• Stored records
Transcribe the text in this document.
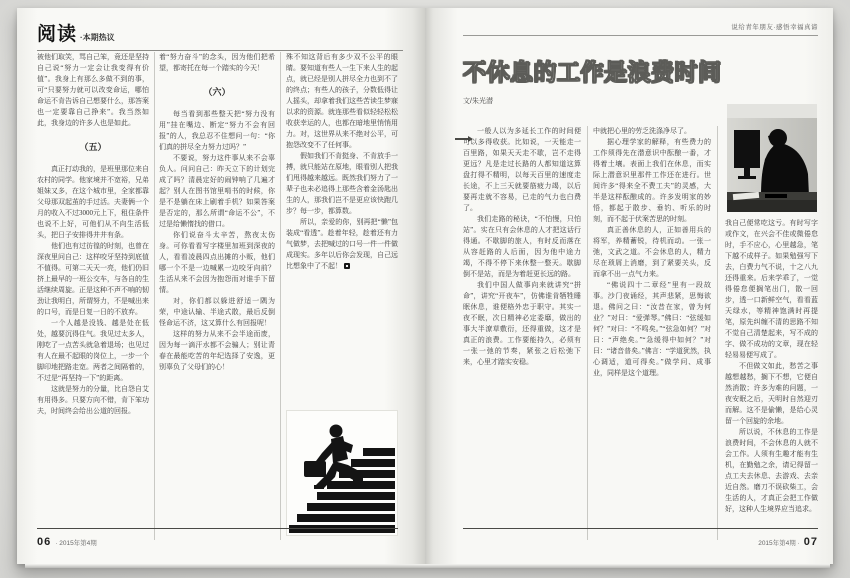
阅读 ·本期热议

被他们取笑，骂自己笨，竟还是坚持自己说“努力一定会让我变得有价值”。我身上有那么多做不到的事，可“只要努力就可以改变命运，哪怕命运不肯告诉自己想要什么，那答案也一定要靠自己挣来”。我当然如此，我身边的许多人也是如此。

（五）

真正打动我的，是班里那位来自农村的同学。他家境并不宽裕，兄弟姐妹又多，在这个城市里，全家都靠父母那双起茧的手过活。夫妻俩一个月的收入不过3000元上下，租住条件也说不上好，可他们从不向生活低头，把日子安排得井井有条。

他们也有过彷徨的时刻，也曾在深夜里问自己：这样咬牙坚持到底值不值得。可第二天天一亮，他们仍旧挤上最早的一班公交车，与各自的生活继续周旋。正是这种不声不响的韧劲让我明白，所谓努力，不是喊出来的口号，而是日复一日的不放弃。

一个人越是没钱、越是处在低处，越要沉得住气。我见过太多人，刚吃了一点苦头就急着退场；也见过有人在最不起眼的岗位上，一步一个脚印地把路走宽。两者之间隔着的，不过是“再坚持一下”的距离。

这就是努力的分量，比自怨自艾有用得多。只要方向不错，肯下笨功夫，时间终会给出公道的回报。

着“努力奋斗”的念头，因为他们把希望，都寄托在每一个踏实的今天！

（六）

每当看到那些整天把“努力没有用”挂在嘴边、断定“努力不会有回报”的人，我总忍不住想问一句：“你们真的拼尽全力努力过吗？”

不要说，努力这件事从来不会辜负人。问问自己：昨天立下的计划完成了吗？清晨定好的闹钟响了几遍才起？别人在图书馆里啃书的时候，你是不是躺在床上刷着手机？如果答案是否定的，那么所谓“命运不公”，不过是给懒惰找的借口。

你们说奋斗太辛苦，熬夜太伤身。可你看看写字楼里加班到深夜的人，看看凌晨四点出摊的小贩，他们哪一个不是一边喊累一边咬牙向前？生活从来不会因为抱怨而对谁手下留情。

对，你们都以躲进舒适一隅为荣，中途认输、半途式散，最后反倒怪命运不济，这又算什么有回报呢！

这样的努力从来不会半途而废，因为每一滴汗水都不会骗人；别让青春在最能吃苦的年纪选择了安逸，更别辜负了父母们的心！

殊不知这背后有多少双不公平的眼睛。要知道有些人一生下来人生的起点，就已经是别人拼尽全力也到不了的终点；有些人的孩子，分数低得让人摇头，却拿着我们这些苦读生梦寐以求的资源。就连那些看似轻轻松松收获幸运的人，也都在暗地里悄悄用力。对，这世界从来不绝对公平，可抱怨改变不了任何事。

假如我们不肯挺身、不肯放手一搏，就只能站在原地，眼看别人把我们甩得越来越远。既然我们努力了一辈子也未必追得上那些含着金汤匙出生的人，那我们岂不是更应该快跑几步？每一步，都算数。

所以，亲爱的你，别再把“懒”包装成“看透”。趁着年轻，趁着还有力气做梦，去把喊过的口号一件一件做成现实。多年以后你会发现，自己远比想象中了不起！

06 · 2015年第4期
说给青年朋友·感悟幸福真谛
不休息的工作是浪费时间
文/朱光潜

一般人以为多延长工作的时间便可以多得收获。比如说，一天能走一百里路，如果天天走不歇，岂不走得更远？凡是走过长路的人都知道这算盘打得不精明，以每天百里的速度走长途，不上三天就要筋疲力竭，以后要再走就不容易，已走的气力也白费了。

我们走路的秘诀，“不怕慢，只怕站”。实在只有会休息的人才把这话行得通。不歇脚的旅人，有时反而落在从容赶路的人后面，因为他中途力竭，不得不停下来休整一整天。歇脚倒不是站，而是为着赶更长远的路。

我们中国人做事向来就讲究“拼命”，讲究“开夜车”，仿佛谁肯牺牲睡眠休息，谁便格外忠于职守。其实一夜不眠，次日精神必定委靡，做出的事大半潦草敷衍，还得重做，这才是真正的浪费。工作要能持久，必须有一张一弛的节奏，紧张之后松弛下来，心里才踏实安稳。

中就把心里的劳乏洗涤净尽了。

据心理学家的解释，有些费力的工作须得先在潜意识中酝酿一番，才得着土壤。表面上我们在休息，而实际上潜意识里那件工作还在进行。世间许多“得来全不费工夫”的灵感，大半是这样酝酿成的。许多发明家的妙悟，都起于散步、垂钓、听乐的时刻，而不起于伏案苦思的时刻。

真正善休息的人，正如善用兵的将军，养精蓄锐，待机而动。一张一弛，文武之道。不会休息的人，精力尽在琐屑上消磨，到了紧要关头，反而拿不出一点气力来。

“佛说四十二章经”里有一段故事。沙门夜诵经，其声悲紧，思悔欲退。佛问之曰：“汝昔在家，曾为何业？”对曰：“爱弹琴。”佛曰：“弦缓如何？”对曰：“不鸣矣。”“弦急如何？”对曰：“声绝矣。”“急缓得中如何？”对曰：“诸音普矣。”佛言：“学道犹然，执心调适，道可得矣。”做学问、成事业，同样是这个道理。

我自己便常吃这亏。有时写字或作文，在兴会不佳或微倦怠时，手不应心，心里越急，笔下越不成样子。如果勉强写下去，白费力气不说，十之八九还得重来。后来学乖了，一觉得倦怠便搁笔出门，散一回步，透一口新鲜空气，看看蓝天绿水，等精神饱满时再提笔，原先纠缠不清的思路不知不觉自己清楚起来，写不成的字、做不成功的文章，现在轻轻易易便写成了。

不但做文如此，愁苦之事越想越愁，搁下不想，它便自然消散；许多为难的问题，一夜安眠之后，天明时自然迎刃而解。这不是偷懒，是给心灵留一个回旋的余地。

所以说，不休息的工作是浪费时间，不会休息的人就不会工作。人须有生趣才能有生机，在勤勉之余，请记得留一点工夫去休息、去游戏、去亲近自然。磨刀不误砍柴工，会生活的人，才真正会把工作做好，这种人生境界应当追求。

2015年第4期 · 07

• Goal
Determine how many lines of the entries above carry the string "不休息的工作是浪费时间", and give that number alone.

• Exercise result
2